● PROBLEM TO WORK ON
In the listing below, locate the lines that hold the string "中智咨询". Copy those lines.

● EXERCISE MATERIALS
++++++++

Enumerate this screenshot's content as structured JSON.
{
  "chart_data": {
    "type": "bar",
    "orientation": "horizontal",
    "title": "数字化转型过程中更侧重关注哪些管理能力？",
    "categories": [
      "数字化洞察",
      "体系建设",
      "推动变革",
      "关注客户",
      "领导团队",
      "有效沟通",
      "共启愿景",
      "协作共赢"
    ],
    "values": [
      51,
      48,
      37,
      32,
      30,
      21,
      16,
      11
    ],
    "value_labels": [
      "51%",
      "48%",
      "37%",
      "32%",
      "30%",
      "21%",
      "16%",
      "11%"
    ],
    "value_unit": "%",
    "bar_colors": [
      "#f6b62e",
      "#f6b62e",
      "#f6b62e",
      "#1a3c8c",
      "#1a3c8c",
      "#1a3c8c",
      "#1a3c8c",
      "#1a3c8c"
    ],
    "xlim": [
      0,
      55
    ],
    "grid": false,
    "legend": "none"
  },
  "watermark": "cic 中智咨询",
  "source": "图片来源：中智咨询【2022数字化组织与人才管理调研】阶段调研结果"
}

++++++++

● CORRECT RESPONSE
  "watermark": "cic 中智咨询",
  "source": "图片来源：中智咨询【2022数字化组织与人才管理调研】阶段调研结果"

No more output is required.